#### [GIVEN TASK]
Copy out all the entries word for word.

#### [RECORDS FOR THE EXERCISE]
◇ ◇ ◇
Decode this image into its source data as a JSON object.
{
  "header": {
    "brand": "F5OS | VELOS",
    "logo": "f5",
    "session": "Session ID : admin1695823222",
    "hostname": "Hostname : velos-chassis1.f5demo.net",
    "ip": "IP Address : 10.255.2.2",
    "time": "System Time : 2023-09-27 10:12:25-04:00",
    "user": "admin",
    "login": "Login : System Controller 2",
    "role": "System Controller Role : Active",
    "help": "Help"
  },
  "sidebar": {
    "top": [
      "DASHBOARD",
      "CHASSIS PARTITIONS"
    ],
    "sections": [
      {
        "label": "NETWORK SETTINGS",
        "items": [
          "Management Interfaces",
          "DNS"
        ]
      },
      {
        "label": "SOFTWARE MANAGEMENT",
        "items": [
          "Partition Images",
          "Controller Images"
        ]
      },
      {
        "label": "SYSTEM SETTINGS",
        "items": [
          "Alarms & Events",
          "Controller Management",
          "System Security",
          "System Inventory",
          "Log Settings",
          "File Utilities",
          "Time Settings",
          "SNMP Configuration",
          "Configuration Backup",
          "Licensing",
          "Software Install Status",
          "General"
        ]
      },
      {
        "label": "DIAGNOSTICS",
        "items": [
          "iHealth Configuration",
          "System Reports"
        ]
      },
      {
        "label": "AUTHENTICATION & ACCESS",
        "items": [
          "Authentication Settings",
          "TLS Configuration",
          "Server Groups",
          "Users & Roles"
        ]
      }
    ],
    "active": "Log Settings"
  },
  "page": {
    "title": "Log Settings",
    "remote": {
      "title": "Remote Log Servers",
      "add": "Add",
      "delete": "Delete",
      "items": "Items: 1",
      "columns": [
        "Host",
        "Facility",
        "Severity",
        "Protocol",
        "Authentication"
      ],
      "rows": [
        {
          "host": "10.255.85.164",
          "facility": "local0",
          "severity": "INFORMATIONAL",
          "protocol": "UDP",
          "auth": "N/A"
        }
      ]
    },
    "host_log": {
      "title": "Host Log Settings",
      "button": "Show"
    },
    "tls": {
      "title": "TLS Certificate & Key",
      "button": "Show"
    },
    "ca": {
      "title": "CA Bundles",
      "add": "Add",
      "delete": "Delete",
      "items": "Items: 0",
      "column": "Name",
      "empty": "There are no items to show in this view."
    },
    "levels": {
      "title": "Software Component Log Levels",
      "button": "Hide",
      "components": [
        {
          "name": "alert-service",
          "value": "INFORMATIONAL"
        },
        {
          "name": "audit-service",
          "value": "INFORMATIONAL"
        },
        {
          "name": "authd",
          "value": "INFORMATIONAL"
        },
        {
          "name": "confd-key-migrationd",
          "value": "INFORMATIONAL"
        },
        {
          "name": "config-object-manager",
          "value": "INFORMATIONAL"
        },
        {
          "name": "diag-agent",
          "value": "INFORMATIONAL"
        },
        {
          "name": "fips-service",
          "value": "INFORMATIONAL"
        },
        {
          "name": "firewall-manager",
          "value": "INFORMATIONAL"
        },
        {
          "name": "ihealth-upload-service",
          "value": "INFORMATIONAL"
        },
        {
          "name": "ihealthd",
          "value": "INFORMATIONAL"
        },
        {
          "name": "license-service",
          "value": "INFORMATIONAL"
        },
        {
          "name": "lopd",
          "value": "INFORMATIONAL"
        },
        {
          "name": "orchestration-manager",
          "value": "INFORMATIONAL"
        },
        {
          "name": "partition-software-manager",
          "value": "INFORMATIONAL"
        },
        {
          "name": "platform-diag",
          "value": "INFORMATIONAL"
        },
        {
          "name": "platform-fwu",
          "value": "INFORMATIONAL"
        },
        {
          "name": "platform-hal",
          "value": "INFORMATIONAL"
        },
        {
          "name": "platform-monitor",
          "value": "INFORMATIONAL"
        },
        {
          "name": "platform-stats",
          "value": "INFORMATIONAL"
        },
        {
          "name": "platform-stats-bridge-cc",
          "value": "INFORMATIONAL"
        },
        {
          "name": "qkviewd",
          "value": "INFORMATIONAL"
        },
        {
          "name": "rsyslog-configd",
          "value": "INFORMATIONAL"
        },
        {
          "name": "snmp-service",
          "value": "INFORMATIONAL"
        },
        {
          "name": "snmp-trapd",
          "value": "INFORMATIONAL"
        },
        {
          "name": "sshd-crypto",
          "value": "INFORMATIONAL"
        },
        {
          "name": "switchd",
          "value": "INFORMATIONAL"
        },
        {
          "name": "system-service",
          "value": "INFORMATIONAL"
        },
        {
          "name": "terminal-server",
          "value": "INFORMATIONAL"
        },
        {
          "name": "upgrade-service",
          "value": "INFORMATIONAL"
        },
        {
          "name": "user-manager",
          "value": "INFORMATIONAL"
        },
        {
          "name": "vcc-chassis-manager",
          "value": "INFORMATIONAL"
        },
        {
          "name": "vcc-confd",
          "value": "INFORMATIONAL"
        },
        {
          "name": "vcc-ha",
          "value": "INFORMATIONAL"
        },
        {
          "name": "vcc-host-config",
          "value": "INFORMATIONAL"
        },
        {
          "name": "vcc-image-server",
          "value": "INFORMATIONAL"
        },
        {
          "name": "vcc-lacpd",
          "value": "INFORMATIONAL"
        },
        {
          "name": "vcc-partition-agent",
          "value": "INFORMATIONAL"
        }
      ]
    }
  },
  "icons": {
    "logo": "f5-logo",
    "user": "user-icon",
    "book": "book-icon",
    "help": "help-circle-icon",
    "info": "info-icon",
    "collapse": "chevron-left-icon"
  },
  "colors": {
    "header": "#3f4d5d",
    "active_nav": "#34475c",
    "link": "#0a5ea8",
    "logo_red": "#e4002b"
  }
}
◇ ◇ ◇
#### [WRITTEN SOLUTION]
Decode this image into its source data as a JSON object.
{
  "header": {
    "brand": "F5OS | VELOS",
    "logo": "f5",
    "session": "Session ID : admin1695823222",
    "hostname": "Hostname : velos-chassis1.f5demo.net",
    "ip": "IP Address : 10.255.2.2",
    "time": "System Time : 2023-09-27 10:12:25-04:00",
    "user": "admin",
    "login": "Login : System Controller 2",
    "role": "System Controller Role : Active",
    "help": "Help"
  },
  "sidebar": {
    "top": [
      "DASHBOARD",
      "CHASSIS PARTITIONS"
    ],
    "sections": [
      {
        "label": "NETWORK SETTINGS",
        "items": [
          "Management Interfaces",
          "DNS"
        ]
      },
      {
        "label": "SOFTWARE MANAGEMENT",
        "items": [
          "Partition Images",
          "Controller Images"
        ]
      },
      {
        "label": "SYSTEM SETTINGS",
        "items": [
          "Alarms & Events",
          "Controller Management",
          "System Security",
          "System Inventory",
          "Log Settings",
          "File Utilities",
          "Time Settings",
          "SNMP Configuration",
          "Configuration Backup",
          "Licensing",
          "Software Install Status",
          "General"
        ]
      },
      {
        "label": "DIAGNOSTICS",
        "items": [
          "iHealth Configuration",
          "System Reports"
        ]
      },
      {
        "label": "AUTHENTICATION & ACCESS",
        "items": [
          "Authentication Settings",
          "TLS Configuration",
          "Server Groups",
          "Users & Roles"
        ]
      }
    ],
    "active": "Log Settings"
  },
  "page": {
    "title": "Log Settings",
    "remote": {
      "title": "Remote Log Servers",
      "add": "Add",
      "delete": "Delete",
      "items": "Items: 1",
      "columns": [
        "Host",
        "Facility",
        "Severity",
        "Protocol",
        "Authentication"
      ],
      "rows": [
        {
          "host": "10.255.85.164",
          "facility": "local0",
          "severity": "INFORMATIONAL",
          "protocol": "UDP",
          "auth": "N/A"
        }
      ]
    },
    "host_log": {
      "title": "Host Log Settings",
      "button": "Show"
    },
    "tls": {
      "title": "TLS Certificate & Key",
      "button": "Show"
    },
    "ca": {
      "title": "CA Bundles",
      "add": "Add",
      "delete": "Delete",
      "items": "Items: 0",
      "column": "Name",
      "empty": "There are no items to show in this view."
    },
    "levels": {
      "title": "Software Component Log Levels",
      "button": "Hide",
      "components": [
        {
          "name": "alert-service",
          "value": "INFORMATIONAL"
        },
        {
          "name": "audit-service",
          "value": "INFORMATIONAL"
        },
        {
          "name": "authd",
          "value": "INFORMATIONAL"
        },
        {
          "name": "confd-key-migrationd",
          "value": "INFORMATIONAL"
        },
        {
          "name": "config-object-manager",
          "value": "INFORMATIONAL"
        },
        {
          "name": "diag-agent",
          "value": "INFORMATIONAL"
        },
        {
          "name": "fips-service",
          "value": "INFORMATIONAL"
        },
        {
          "name": "firewall-manager",
          "value": "INFORMATIONAL"
        },
        {
          "name": "ihealth-upload-service",
          "value": "INFORMATIONAL"
        },
        {
          "name": "ihealthd",
          "value": "INFORMATIONAL"
        },
        {
          "name": "license-service",
          "value": "INFORMATIONAL"
        },
        {
          "name": "lopd",
          "value": "INFORMATIONAL"
        },
        {
          "name": "orchestration-manager",
          "value": "INFORMATIONAL"
        },
        {
          "name": "partition-software-manager",
          "value": "INFORMATIONAL"
        },
        {
          "name": "platform-diag",
          "value": "INFORMATIONAL"
        },
        {
          "name": "platform-fwu",
          "value": "INFORMATIONAL"
        },
        {
          "name": "platform-hal",
          "value": "INFORMATIONAL"
        },
        {
          "name": "platform-monitor",
          "value": "INFORMATIONAL"
        },
        {
          "name": "platform-stats",
          "value": "INFORMATIONAL"
        },
        {
          "name": "platform-stats-bridge-cc",
          "value": "INFORMATIONAL"
        },
        {
          "name": "qkviewd",
          "value": "INFORMATIONAL"
        },
        {
          "name": "rsyslog-configd",
          "value": "INFORMATIONAL"
        },
        {
          "name": "snmp-service",
          "value": "INFORMATIONAL"
        },
        {
          "name": "snmp-trapd",
          "value": "INFORMATIONAL"
        },
        {
          "name": "sshd-crypto",
          "value": "INFORMATIONAL"
        },
        {
          "name": "switchd",
          "value": "INFORMATIONAL"
        },
        {
          "name": "system-service",
          "value": "INFORMATIONAL"
        },
        {
          "name": "terminal-server",
          "value": "INFORMATIONAL"
        },
        {
          "name": "upgrade-service",
          "value": "INFORMATIONAL"
        },
        {
          "name": "user-manager",
          "value": "INFORMATIONAL"
        },
        {
          "name": "vcc-chassis-manager",
          "value": "INFORMATIONAL"
        },
        {
          "name": "vcc-confd",
          "value": "INFORMATIONAL"
        },
        {
          "name": "vcc-ha",
          "value": "INFORMATIONAL"
        },
        {
          "name": "vcc-host-config",
          "value": "INFORMATIONAL"
        },
        {
          "name": "vcc-image-server",
          "value": "INFORMATIONAL"
        },
        {
          "name": "vcc-lacpd",
          "value": "INFORMATIONAL"
        },
        {
          "name": "vcc-partition-agent",
          "value": "INFORMATIONAL"
        }
      ]
    }
  },
  "icons": {
    "logo": "f5-logo",
    "user": "user-icon",
    "book": "book-icon",
    "help": "help-circle-icon",
    "info": "info-icon",
    "collapse": "chevron-left-icon"
  },
  "colors": {
    "header": "#3f4d5d",
    "active_nav": "#34475c",
    "link": "#0a5ea8",
    "logo_red": "#e4002b"
  }
}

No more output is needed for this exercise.